# Start of Given data

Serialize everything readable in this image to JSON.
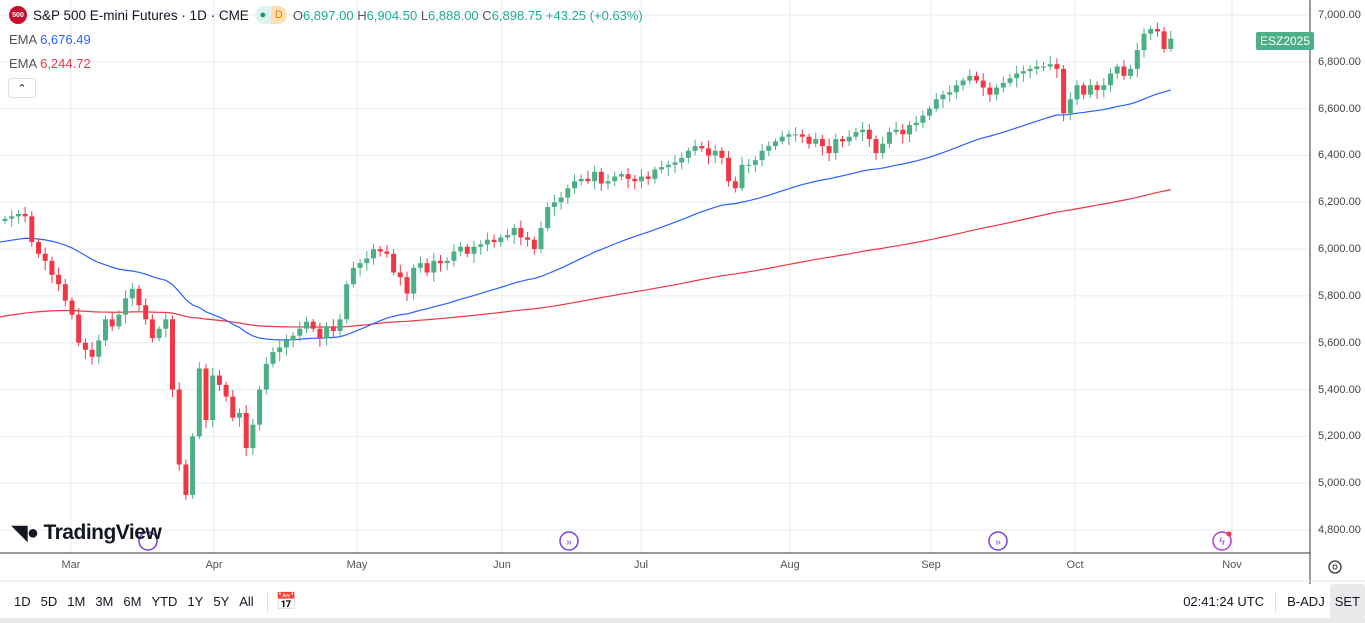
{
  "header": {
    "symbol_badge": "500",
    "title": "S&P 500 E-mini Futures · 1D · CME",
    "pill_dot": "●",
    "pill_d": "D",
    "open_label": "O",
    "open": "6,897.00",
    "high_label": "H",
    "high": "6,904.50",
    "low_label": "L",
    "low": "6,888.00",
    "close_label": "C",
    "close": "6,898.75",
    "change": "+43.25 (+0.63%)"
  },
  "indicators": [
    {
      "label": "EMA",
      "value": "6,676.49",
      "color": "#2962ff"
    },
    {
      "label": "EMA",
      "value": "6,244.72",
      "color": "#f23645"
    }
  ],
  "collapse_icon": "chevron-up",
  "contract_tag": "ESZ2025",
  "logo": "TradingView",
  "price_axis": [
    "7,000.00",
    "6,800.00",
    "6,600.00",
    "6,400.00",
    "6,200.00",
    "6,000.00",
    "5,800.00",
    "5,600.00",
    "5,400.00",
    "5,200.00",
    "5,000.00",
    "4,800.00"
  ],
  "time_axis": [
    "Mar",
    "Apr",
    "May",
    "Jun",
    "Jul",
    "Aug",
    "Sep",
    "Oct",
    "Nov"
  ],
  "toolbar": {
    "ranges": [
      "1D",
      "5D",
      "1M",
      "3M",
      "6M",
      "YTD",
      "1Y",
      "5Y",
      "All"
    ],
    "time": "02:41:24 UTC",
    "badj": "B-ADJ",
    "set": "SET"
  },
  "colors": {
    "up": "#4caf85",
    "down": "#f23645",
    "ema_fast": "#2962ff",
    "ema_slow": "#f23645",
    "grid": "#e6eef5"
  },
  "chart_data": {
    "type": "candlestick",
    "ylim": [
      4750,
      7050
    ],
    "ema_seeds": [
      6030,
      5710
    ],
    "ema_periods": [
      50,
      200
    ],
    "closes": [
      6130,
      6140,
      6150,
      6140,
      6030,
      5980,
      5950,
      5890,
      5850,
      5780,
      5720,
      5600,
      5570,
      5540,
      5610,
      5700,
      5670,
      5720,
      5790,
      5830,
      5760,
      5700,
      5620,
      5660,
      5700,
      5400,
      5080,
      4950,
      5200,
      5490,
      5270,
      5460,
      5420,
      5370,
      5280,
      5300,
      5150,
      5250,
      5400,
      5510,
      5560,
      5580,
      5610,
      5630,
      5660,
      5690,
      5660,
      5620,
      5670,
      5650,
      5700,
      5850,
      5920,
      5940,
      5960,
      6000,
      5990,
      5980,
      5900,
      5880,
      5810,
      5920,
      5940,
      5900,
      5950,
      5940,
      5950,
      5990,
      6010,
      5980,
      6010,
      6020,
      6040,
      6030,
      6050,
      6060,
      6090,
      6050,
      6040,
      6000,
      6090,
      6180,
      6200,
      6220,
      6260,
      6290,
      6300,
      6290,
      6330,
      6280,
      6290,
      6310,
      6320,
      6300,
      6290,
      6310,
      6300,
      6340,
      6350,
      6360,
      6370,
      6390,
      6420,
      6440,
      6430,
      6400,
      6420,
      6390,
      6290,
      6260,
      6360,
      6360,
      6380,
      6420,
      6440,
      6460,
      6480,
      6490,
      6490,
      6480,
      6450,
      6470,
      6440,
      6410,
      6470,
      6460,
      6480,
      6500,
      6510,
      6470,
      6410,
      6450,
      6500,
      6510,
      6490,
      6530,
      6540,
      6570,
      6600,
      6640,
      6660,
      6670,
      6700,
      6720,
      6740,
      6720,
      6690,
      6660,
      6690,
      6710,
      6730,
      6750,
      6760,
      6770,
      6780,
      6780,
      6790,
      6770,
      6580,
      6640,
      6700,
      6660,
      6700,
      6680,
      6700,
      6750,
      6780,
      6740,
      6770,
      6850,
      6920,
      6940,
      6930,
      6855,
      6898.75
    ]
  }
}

# End of Given data

Copy the data exactly. Any picture it contains is to be omitted.

Serialize everything readable in this image to JSON.
{
  "header": {
    "symbol_badge": "500",
    "title": "S&P 500 E-mini Futures · 1D · CME",
    "pill_dot": "●",
    "pill_d": "D",
    "open_label": "O",
    "open": "6,897.00",
    "high_label": "H",
    "high": "6,904.50",
    "low_label": "L",
    "low": "6,888.00",
    "close_label": "C",
    "close": "6,898.75",
    "change": "+43.25 (+0.63%)"
  },
  "indicators": [
    {
      "label": "EMA",
      "value": "6,676.49",
      "color": "#2962ff"
    },
    {
      "label": "EMA",
      "value": "6,244.72",
      "color": "#f23645"
    }
  ],
  "collapse_icon": "chevron-up",
  "contract_tag": "ESZ2025",
  "logo": "TradingView",
  "price_axis": [
    "7,000.00",
    "6,800.00",
    "6,600.00",
    "6,400.00",
    "6,200.00",
    "6,000.00",
    "5,800.00",
    "5,600.00",
    "5,400.00",
    "5,200.00",
    "5,000.00",
    "4,800.00"
  ],
  "time_axis": [
    "Mar",
    "Apr",
    "May",
    "Jun",
    "Jul",
    "Aug",
    "Sep",
    "Oct",
    "Nov"
  ],
  "toolbar": {
    "ranges": [
      "1D",
      "5D",
      "1M",
      "3M",
      "6M",
      "YTD",
      "1Y",
      "5Y",
      "All"
    ],
    "time": "02:41:24 UTC",
    "badj": "B-ADJ",
    "set": "SET"
  },
  "colors": {
    "up": "#4caf85",
    "down": "#f23645",
    "ema_fast": "#2962ff",
    "ema_slow": "#f23645",
    "grid": "#e6eef5"
  },
  "chart_data": {
    "type": "candlestick",
    "ylim": [
      4750,
      7050
    ],
    "ema_seeds": [
      6030,
      5710
    ],
    "ema_periods": [
      50,
      200
    ],
    "closes": [
      6130,
      6140,
      6150,
      6140,
      6030,
      5980,
      5950,
      5890,
      5850,
      5780,
      5720,
      5600,
      5570,
      5540,
      5610,
      5700,
      5670,
      5720,
      5790,
      5830,
      5760,
      5700,
      5620,
      5660,
      5700,
      5400,
      5080,
      4950,
      5200,
      5490,
      5270,
      5460,
      5420,
      5370,
      5280,
      5300,
      5150,
      5250,
      5400,
      5510,
      5560,
      5580,
      5610,
      5630,
      5660,
      5690,
      5660,
      5620,
      5670,
      5650,
      5700,
      5850,
      5920,
      5940,
      5960,
      6000,
      5990,
      5980,
      5900,
      5880,
      5810,
      5920,
      5940,
      5900,
      5950,
      5940,
      5950,
      5990,
      6010,
      5980,
      6010,
      6020,
      6040,
      6030,
      6050,
      6060,
      6090,
      6050,
      6040,
      6000,
      6090,
      6180,
      6200,
      6220,
      6260,
      6290,
      6300,
      6290,
      6330,
      6280,
      6290,
      6310,
      6320,
      6300,
      6290,
      6310,
      6300,
      6340,
      6350,
      6360,
      6370,
      6390,
      6420,
      6440,
      6430,
      6400,
      6420,
      6390,
      6290,
      6260,
      6360,
      6360,
      6380,
      6420,
      6440,
      6460,
      6480,
      6490,
      6490,
      6480,
      6450,
      6470,
      6440,
      6410,
      6470,
      6460,
      6480,
      6500,
      6510,
      6470,
      6410,
      6450,
      6500,
      6510,
      6490,
      6530,
      6540,
      6570,
      6600,
      6640,
      6660,
      6670,
      6700,
      6720,
      6740,
      6720,
      6690,
      6660,
      6690,
      6710,
      6730,
      6750,
      6760,
      6770,
      6780,
      6780,
      6790,
      6770,
      6580,
      6640,
      6700,
      6660,
      6700,
      6680,
      6700,
      6750,
      6780,
      6740,
      6770,
      6850,
      6920,
      6940,
      6930,
      6855,
      6898.75
    ]
  }
}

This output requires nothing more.